--- START OF READING PASSAGE ---
I think you need to put the record and the synchronize inside your loop. Something like that

with torch.no_grad():
    resnet.eval()
    for i in range(total_samples):
        start.record()
        out = resnet(x)
        end.record()
        torch.cuda.synchronize()
        total_time += start.elapsed_time(end)

Changed it the way you have suggested. Still get it as, Average PyTorch cuda Inference time = 9.747972169876098 ms

adepierre commented 2 years ago

Ok so it's probably not that

edgchen1 commented 2 years ago

Is the input actually on GPU? In the code you provided, I see: io_binding.bind_cpu_input(input_names, x)

Some other things to try: ORT has some support for profiling: https://onnxruntime.ai/docs/performance/tune-performance.html#profiling-and-performance-report

You can also use CUDA profiling tools like nvprof to get more detailed GPU usage info.

tianleiwu commented 2 years ago

@nssrivathsa, it is not fair comparison since latency for ORT including copying input tensor from cpu to GPU, while pytorch does not. Could you bind GPU input, and measure the latency again?

nssrivathsa commented 2 years ago

Is the input actually on GPU? In the code you provided, I see: io_binding.bind_cpu_input(input_names, x)

Some other things to try: ORT has some support for profiling: https://onnxruntime.ai/docs/performance/tune-performance.html#profiling-and-performance-report

You can also use CUDA profiling tools like nvprof to get more detailed GPU usage info.

@edgchen1 1) Yes, the input is on the GPU. io_binding.bind_cpu_input puts the input from the CPU to GPU as per 'Scenario 1' in this - http://www.xavierdupre.fr/app/onnxruntime/helpsphinx/api_summary.html under IOBinding. Nevertheless, I have modified it as

data = onnxruntime.OrtValue.ortvalue_from_numpy(x, device.type, 0)
io_binding.bind_input(input_names, device, 0, np.float32, [batch_size, 3, 224, 224], data.data_ptr())

and I still see no difference in the timing

2) I did go through the profiling stuff from onnx and generated the runtime json file but could not infer much from it once I opened it from Google Chrome. Is there any help available on how to interpret the results?

nssrivathsa commented 2 years ago

@nssrivathsa, it is not fair comparison since latency for ORT including copying input tensor from cpu to GPU, while pytorch does not. Could you bind GPU input, and measure the latency again?

@tianleiwu

As you can see for my above reply, io_binding.bind_cpu_input should also do what you are suggesting. Nevertheless, once I modify my code as -

data = onnxruntime.OrtValue.ortvalue_from_numpy(x, device.type, 0)
io_binding.bind_input(input_names, device, 0, np.float32, [batch_size, 3, 224, 224], data.data_ptr())

still the timings on GPU for 1000 samples are -

Average onnxruntime cuda Inference time = 44.55 ms
Average PyTorch cuda Inference time = 9.780553787231446 ms

edgchen1 commented 2 years ago

Yes, the input is on the GPU. io_binding.bind_cpu_input puts the input from the CPU to GPU as per 'Scenario 1' in this - http://www.xavierdupre.fr/app/onnxruntime/helpsphinx/api_summary.html under IOBinding.
--- END OF READING PASSAGE ---
▶ REQUIRED TASK 1:
Answer these questions about the inference-timing thread:
(a) What average ONNX Runtime CUDA inference time is reported for 1000 samples?
(b) Which CUDA profiling tool is suggested for more detailed GPU usage information?
(c) In which browser was the runtime JSON file from profiling opened?
▶ REQUIRED TASK 2:
Return everything in the inference-timing thread from "I think you" down to "out = resnet(x)", copied word for word.
The data that comes after this passage has no part in the exercise.
--- START OF DATA SHOWN ---
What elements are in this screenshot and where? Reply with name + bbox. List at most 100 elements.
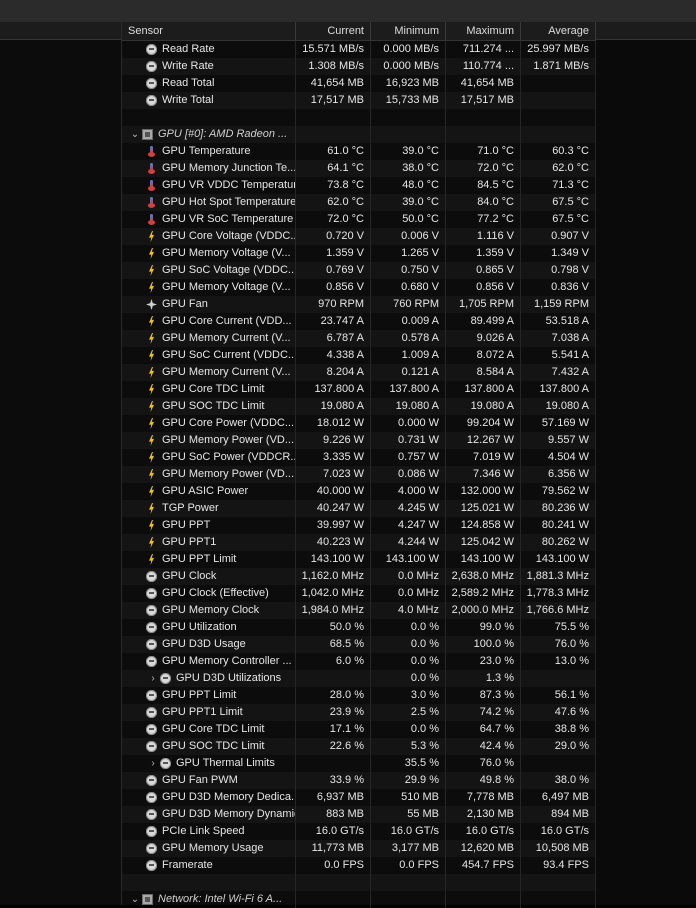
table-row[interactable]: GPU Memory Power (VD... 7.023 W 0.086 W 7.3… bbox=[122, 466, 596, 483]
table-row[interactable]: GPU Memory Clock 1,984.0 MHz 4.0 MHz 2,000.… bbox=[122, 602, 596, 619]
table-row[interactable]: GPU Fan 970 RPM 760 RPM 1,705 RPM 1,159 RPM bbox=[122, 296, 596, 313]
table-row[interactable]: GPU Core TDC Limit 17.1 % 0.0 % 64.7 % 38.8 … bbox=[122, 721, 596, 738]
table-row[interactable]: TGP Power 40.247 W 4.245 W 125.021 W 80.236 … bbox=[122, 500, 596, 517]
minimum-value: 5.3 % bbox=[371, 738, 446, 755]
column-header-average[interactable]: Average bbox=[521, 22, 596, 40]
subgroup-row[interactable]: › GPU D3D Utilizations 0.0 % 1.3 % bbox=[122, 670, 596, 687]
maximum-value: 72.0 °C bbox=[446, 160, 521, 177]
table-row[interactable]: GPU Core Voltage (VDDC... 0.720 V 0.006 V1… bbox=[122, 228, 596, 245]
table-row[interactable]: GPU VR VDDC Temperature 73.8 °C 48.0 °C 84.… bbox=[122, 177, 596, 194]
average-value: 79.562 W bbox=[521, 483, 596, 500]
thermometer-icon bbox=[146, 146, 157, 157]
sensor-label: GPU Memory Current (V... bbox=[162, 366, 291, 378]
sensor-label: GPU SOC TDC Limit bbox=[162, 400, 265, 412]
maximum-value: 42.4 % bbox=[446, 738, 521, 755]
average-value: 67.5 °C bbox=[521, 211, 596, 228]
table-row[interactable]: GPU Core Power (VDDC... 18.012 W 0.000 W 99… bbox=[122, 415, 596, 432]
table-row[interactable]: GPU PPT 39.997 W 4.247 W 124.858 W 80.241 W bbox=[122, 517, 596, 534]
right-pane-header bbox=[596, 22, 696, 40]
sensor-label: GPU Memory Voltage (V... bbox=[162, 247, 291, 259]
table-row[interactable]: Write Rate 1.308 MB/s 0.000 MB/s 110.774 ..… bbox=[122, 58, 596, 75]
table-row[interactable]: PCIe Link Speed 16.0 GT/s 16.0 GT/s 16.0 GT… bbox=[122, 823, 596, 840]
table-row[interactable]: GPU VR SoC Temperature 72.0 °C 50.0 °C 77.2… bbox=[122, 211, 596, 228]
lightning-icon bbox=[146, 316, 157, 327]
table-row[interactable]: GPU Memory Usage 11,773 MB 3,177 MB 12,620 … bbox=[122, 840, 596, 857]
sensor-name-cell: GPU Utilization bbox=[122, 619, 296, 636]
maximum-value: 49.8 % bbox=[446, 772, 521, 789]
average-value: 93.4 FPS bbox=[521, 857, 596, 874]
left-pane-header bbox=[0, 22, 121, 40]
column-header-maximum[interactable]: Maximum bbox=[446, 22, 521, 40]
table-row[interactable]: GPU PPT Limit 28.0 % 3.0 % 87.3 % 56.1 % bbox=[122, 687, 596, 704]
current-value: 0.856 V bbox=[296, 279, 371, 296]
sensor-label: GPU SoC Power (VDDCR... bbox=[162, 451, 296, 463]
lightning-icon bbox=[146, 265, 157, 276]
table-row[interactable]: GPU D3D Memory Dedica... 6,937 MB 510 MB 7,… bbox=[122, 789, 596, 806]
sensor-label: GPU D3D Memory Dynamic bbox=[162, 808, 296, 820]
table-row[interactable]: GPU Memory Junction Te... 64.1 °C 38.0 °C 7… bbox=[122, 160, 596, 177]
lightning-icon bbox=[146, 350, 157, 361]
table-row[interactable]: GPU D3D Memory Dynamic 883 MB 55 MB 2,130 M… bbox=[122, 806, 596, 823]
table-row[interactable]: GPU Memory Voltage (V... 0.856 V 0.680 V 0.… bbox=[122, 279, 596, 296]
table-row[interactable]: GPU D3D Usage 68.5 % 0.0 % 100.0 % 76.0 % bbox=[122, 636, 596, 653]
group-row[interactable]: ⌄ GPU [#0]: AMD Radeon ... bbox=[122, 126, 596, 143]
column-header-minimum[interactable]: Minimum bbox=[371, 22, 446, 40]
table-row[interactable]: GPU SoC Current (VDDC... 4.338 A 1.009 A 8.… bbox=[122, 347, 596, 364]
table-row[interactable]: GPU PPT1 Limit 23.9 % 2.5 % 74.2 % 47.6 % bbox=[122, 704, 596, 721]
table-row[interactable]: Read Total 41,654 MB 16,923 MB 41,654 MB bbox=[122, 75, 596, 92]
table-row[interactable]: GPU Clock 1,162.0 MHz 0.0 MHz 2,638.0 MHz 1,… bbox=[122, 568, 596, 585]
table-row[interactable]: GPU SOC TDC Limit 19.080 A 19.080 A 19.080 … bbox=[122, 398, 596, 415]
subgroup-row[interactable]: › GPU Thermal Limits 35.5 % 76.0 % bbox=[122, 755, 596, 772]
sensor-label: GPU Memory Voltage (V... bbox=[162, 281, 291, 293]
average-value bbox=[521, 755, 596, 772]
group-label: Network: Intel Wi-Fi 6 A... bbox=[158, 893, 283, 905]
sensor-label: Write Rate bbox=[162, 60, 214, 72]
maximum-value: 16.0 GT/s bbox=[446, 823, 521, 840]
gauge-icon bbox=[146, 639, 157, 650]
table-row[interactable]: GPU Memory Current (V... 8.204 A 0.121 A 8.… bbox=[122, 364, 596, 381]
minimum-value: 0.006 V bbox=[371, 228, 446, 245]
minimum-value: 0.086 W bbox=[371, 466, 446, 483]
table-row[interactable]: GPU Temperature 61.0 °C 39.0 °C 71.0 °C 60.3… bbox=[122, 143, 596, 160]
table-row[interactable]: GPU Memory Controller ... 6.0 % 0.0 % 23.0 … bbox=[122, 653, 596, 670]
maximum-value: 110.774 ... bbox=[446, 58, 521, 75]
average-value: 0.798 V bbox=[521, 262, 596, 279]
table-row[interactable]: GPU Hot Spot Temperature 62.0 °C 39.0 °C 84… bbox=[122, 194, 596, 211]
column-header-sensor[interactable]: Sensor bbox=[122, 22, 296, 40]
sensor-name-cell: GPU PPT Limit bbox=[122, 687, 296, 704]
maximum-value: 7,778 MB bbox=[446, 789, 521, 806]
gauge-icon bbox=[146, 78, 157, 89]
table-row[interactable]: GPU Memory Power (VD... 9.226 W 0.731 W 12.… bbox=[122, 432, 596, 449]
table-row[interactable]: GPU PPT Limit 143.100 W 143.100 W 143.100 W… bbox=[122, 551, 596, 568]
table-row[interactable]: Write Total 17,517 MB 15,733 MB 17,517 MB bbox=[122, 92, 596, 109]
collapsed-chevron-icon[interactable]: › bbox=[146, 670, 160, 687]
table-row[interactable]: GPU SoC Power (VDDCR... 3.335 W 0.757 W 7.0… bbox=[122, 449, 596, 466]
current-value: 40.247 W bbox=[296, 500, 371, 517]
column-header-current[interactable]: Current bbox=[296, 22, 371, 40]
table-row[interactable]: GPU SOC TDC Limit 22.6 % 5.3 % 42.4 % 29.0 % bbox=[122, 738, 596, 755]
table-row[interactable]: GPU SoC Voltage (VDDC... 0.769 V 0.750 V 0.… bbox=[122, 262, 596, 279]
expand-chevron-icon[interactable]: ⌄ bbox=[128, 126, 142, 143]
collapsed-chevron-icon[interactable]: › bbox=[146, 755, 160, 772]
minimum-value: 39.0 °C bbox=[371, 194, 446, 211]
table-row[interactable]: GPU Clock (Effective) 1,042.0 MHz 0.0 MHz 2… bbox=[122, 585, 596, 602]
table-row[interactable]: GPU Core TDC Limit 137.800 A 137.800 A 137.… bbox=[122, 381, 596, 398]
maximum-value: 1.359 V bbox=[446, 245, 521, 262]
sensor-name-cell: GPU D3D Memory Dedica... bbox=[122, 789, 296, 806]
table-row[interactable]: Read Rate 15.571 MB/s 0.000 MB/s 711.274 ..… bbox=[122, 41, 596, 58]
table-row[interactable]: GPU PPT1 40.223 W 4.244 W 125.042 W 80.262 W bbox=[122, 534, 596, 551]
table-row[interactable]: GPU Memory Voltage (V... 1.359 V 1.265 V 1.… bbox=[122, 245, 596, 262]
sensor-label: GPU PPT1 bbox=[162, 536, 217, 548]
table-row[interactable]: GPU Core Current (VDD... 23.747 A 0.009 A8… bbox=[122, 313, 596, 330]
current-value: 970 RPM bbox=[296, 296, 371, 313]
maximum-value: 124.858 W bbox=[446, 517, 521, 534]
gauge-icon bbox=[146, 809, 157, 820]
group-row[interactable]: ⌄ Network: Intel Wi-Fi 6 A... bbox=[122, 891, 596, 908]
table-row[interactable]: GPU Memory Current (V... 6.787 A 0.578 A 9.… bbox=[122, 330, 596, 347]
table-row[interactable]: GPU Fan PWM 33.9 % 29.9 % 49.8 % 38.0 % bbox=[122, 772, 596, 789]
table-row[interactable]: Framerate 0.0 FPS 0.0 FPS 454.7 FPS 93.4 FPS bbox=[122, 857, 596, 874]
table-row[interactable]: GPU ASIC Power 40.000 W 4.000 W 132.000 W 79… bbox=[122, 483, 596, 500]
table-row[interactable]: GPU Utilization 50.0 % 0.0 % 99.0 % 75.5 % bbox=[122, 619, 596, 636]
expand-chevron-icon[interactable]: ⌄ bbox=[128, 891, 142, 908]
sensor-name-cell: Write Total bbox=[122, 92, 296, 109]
--- END OF DATA SHOWN ---
--- START OF DATA SHOWN ---
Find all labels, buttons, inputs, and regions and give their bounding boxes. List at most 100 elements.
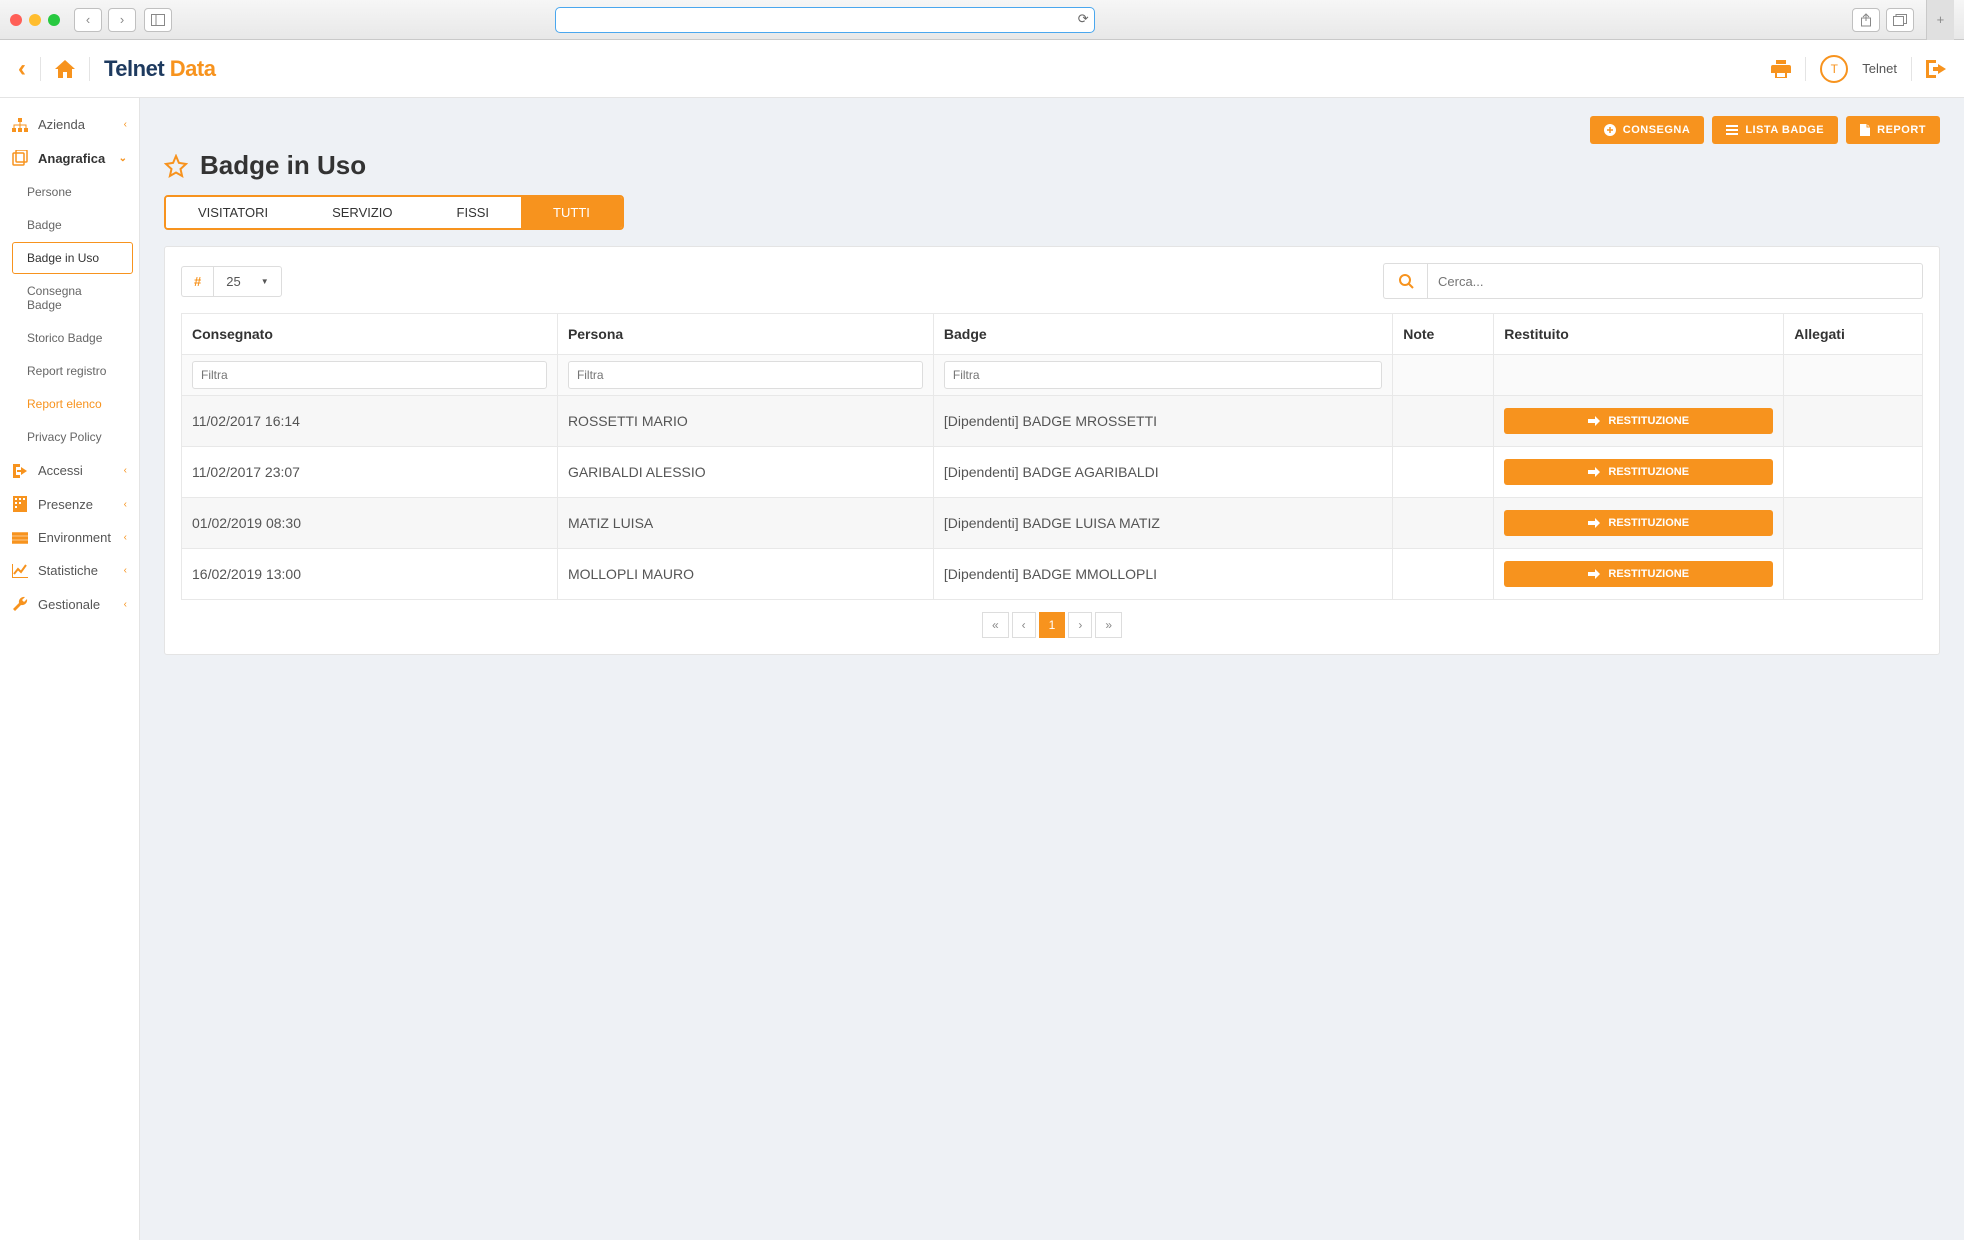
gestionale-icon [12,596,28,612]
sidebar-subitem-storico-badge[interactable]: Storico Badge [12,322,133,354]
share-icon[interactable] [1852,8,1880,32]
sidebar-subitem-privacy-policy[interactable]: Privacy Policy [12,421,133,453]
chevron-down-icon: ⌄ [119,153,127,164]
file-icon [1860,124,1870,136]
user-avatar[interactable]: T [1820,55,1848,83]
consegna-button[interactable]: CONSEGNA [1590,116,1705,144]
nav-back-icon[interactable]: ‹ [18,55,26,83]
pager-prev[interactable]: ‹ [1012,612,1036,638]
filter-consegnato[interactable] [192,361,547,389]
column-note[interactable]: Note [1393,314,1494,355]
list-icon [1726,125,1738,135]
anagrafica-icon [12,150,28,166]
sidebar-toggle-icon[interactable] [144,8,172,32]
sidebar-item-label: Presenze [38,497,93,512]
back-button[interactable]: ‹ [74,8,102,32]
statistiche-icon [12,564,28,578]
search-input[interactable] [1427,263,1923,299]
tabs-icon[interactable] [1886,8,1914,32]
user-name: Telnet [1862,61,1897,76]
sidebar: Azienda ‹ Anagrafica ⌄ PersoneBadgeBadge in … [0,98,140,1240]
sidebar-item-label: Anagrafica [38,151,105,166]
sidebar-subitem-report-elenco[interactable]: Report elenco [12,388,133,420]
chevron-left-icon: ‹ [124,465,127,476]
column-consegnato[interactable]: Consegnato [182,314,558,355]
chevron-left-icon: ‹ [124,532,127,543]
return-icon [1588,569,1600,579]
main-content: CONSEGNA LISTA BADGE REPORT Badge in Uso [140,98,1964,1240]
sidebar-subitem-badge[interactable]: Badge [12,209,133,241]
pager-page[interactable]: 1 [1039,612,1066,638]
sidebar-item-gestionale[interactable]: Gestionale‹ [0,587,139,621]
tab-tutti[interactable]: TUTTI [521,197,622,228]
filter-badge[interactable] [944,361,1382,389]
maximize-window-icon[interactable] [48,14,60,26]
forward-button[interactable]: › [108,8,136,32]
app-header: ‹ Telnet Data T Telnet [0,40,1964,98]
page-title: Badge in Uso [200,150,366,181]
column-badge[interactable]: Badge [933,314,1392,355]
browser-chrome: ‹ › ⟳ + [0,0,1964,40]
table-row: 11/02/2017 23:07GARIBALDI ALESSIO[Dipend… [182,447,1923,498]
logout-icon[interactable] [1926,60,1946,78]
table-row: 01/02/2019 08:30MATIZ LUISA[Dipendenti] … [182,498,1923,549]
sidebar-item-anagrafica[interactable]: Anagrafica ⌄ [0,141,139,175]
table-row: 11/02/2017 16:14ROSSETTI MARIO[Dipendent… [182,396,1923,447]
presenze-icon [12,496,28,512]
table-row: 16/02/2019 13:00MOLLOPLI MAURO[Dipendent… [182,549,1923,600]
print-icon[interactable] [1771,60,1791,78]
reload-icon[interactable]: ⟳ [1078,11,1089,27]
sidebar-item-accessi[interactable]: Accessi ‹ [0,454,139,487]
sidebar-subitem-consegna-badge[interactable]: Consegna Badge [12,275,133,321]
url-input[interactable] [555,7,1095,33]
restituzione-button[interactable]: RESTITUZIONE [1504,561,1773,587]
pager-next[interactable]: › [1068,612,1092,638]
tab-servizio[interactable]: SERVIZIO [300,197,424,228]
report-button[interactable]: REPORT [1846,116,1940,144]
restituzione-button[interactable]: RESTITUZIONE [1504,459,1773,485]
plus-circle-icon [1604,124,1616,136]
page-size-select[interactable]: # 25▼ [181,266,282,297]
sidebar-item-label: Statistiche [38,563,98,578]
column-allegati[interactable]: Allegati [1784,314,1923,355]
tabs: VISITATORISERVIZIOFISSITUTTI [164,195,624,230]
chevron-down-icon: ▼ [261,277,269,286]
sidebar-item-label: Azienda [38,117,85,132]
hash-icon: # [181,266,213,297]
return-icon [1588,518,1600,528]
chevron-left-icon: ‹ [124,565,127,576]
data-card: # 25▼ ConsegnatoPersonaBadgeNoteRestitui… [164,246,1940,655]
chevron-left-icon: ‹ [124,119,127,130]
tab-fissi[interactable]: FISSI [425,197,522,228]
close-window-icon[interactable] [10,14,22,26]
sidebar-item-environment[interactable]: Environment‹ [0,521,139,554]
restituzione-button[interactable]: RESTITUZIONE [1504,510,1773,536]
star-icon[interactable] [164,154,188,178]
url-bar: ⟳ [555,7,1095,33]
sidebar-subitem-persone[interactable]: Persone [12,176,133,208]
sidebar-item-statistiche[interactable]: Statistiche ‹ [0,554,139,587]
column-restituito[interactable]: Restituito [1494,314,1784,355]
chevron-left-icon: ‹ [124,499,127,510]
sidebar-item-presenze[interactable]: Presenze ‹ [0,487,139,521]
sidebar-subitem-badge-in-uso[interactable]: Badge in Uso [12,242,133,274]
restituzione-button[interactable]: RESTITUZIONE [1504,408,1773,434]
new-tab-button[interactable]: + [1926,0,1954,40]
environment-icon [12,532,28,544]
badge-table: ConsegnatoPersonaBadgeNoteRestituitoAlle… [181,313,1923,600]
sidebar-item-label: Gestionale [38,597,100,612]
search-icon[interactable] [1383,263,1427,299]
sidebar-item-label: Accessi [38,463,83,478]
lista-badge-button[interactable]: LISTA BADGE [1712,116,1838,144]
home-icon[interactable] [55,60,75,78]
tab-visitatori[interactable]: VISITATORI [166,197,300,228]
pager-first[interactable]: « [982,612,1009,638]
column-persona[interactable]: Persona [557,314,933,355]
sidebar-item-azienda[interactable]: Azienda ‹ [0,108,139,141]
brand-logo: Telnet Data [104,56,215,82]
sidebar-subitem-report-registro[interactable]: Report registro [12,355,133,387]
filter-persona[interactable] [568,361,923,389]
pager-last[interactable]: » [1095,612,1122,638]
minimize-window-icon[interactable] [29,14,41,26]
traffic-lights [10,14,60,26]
--- END OF DATA SHOWN ---
▶ WRITTEN REPLY 1:
(a) 44.55 ms
(b) nvprof
(c) Google Chrome

▶ WRITTEN REPLY 2:
I think you need to put the record and the synchronize inside your loop. Something like that

with torch.no_grad():
    resnet.eval()
    for i in range(total_samples):
        start.record()
        out = resnet(x)